▶ _Written instruction_: What number of lines in the material contain the word "Межбюджетные"? Give that number alone.
****************************************
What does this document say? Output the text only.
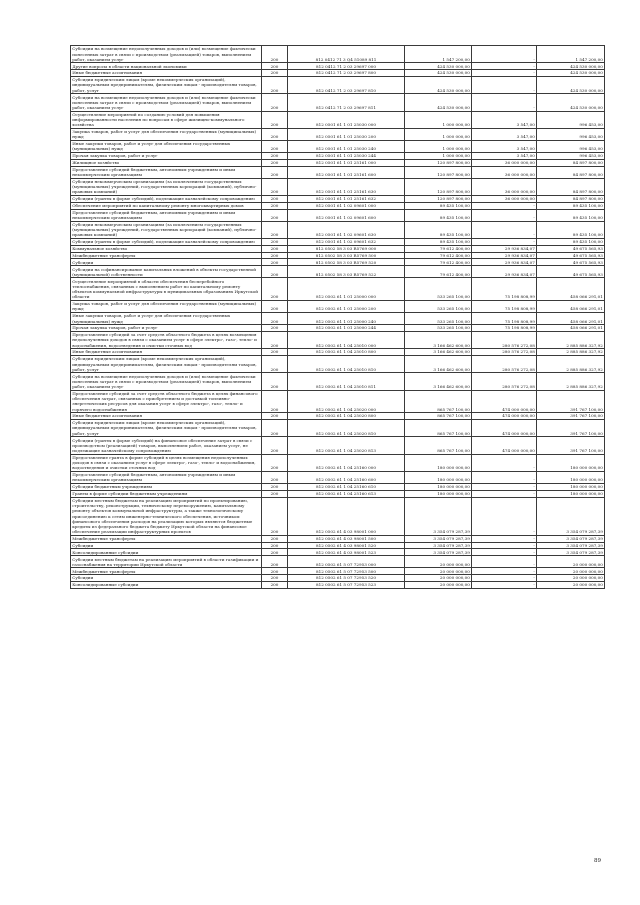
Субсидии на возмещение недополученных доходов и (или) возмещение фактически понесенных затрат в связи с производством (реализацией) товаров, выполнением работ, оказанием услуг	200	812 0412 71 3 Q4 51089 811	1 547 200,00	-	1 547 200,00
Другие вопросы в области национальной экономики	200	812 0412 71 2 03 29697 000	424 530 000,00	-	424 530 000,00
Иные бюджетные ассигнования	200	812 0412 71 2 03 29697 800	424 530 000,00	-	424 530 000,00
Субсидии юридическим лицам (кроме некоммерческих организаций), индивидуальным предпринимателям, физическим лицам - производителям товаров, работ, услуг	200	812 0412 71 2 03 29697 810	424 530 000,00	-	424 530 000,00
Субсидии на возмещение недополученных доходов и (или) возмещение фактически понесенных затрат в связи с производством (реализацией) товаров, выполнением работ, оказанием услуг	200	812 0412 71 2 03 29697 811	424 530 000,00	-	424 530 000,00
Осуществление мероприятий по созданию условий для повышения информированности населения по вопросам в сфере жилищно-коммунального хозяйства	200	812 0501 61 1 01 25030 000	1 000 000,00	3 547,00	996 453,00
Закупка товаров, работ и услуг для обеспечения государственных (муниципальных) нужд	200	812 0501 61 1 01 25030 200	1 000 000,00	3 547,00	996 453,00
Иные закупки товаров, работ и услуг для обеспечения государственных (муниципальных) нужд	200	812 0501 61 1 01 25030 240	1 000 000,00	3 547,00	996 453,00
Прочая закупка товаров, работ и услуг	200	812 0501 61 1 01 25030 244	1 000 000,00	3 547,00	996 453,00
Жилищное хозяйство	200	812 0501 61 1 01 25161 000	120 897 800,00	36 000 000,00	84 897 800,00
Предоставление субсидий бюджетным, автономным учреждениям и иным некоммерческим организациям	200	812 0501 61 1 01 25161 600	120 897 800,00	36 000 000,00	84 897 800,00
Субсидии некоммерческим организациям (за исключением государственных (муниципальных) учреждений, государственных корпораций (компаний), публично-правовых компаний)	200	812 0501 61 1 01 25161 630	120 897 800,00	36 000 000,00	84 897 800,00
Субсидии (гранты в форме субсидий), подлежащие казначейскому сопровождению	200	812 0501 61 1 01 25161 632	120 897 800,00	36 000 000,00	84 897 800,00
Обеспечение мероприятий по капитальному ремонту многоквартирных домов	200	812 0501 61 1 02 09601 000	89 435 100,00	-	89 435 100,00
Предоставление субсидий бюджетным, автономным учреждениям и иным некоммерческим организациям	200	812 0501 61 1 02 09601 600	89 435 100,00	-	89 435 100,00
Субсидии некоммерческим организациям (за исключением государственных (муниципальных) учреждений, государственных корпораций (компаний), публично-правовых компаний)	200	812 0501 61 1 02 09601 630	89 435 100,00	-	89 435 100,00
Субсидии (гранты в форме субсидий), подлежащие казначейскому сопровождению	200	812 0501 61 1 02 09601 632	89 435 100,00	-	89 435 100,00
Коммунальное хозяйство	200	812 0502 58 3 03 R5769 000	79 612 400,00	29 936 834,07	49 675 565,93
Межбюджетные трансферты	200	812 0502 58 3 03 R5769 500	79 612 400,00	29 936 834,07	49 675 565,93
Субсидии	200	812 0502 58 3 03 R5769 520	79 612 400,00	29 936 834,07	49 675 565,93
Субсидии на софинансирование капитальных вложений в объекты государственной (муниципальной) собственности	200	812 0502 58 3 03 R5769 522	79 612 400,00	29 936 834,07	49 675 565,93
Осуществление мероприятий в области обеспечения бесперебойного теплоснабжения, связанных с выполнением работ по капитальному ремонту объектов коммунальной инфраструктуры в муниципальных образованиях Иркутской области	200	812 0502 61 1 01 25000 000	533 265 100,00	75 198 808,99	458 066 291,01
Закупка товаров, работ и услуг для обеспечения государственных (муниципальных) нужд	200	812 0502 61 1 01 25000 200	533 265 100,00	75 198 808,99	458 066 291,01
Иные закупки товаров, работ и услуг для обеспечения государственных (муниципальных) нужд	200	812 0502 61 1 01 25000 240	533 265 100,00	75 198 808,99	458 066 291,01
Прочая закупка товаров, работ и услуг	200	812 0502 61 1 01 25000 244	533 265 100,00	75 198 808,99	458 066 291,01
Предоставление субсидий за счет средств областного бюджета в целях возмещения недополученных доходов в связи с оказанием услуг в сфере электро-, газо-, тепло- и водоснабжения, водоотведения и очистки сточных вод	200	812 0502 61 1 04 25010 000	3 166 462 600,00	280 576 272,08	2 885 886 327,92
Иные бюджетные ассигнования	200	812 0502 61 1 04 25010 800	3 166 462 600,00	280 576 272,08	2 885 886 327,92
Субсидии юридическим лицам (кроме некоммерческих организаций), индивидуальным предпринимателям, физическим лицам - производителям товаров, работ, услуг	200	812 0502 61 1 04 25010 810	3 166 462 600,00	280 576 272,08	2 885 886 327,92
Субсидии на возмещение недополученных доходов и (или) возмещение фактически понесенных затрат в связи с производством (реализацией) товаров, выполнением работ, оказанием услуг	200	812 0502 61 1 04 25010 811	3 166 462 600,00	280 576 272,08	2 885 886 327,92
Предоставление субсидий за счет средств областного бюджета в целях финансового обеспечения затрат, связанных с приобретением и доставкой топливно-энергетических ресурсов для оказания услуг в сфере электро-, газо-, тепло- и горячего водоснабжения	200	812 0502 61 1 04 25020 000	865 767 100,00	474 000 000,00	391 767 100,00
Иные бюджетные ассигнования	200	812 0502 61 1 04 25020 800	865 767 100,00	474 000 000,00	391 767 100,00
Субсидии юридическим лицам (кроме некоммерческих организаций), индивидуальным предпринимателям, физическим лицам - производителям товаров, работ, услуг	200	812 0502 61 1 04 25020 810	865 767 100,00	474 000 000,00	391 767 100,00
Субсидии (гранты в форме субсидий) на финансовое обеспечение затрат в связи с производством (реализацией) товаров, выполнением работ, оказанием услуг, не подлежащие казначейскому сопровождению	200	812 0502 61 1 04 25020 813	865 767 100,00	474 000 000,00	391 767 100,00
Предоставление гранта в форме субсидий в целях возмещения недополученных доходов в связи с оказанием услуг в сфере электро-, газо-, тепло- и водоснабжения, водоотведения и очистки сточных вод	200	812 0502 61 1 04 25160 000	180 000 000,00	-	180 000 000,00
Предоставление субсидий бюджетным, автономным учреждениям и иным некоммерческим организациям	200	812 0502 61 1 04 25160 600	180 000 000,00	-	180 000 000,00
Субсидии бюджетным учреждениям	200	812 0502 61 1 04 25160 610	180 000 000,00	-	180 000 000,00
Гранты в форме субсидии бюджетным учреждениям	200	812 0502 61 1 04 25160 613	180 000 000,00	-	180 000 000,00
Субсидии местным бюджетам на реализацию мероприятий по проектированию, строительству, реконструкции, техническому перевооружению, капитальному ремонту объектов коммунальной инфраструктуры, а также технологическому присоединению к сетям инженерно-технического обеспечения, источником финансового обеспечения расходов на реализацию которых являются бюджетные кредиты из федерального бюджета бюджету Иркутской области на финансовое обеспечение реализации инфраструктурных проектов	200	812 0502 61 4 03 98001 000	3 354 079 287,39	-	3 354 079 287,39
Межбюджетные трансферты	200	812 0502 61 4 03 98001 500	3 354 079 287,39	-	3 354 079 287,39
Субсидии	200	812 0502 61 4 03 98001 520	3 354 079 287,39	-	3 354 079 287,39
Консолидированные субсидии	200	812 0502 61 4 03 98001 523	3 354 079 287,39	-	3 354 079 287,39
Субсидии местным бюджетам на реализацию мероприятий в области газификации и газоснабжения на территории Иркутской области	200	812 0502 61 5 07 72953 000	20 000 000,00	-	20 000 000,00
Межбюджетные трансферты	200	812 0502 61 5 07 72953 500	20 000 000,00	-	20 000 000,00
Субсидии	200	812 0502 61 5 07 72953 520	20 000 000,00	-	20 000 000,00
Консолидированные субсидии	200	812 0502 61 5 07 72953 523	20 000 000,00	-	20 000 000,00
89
****************************************
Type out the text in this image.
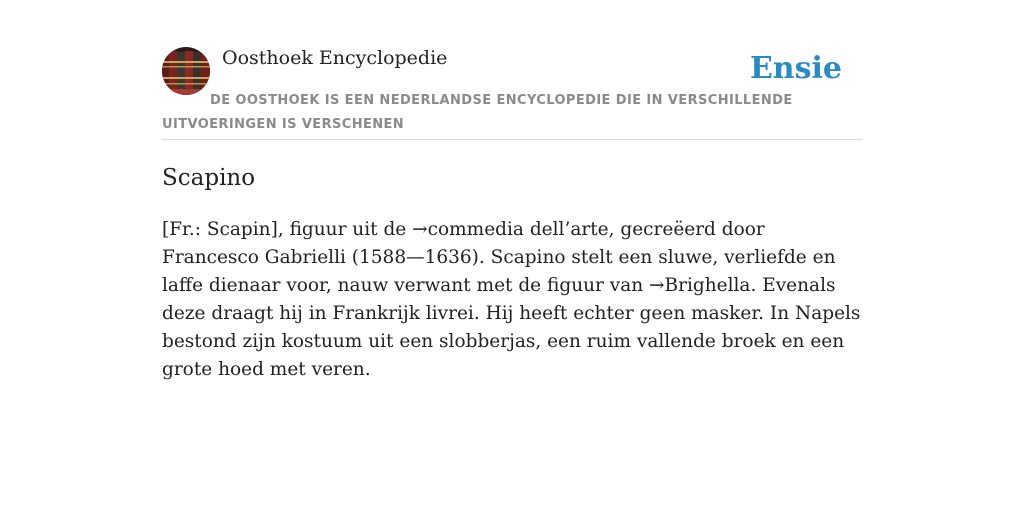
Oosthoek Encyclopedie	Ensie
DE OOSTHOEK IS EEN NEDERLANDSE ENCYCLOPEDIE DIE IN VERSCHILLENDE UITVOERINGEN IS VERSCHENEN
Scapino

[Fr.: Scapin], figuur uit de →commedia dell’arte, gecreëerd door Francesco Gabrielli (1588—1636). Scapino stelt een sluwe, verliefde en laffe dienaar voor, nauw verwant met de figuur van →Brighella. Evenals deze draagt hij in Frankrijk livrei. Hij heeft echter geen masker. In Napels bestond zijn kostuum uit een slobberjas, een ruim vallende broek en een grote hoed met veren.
****************************************
▶ _Response_: 3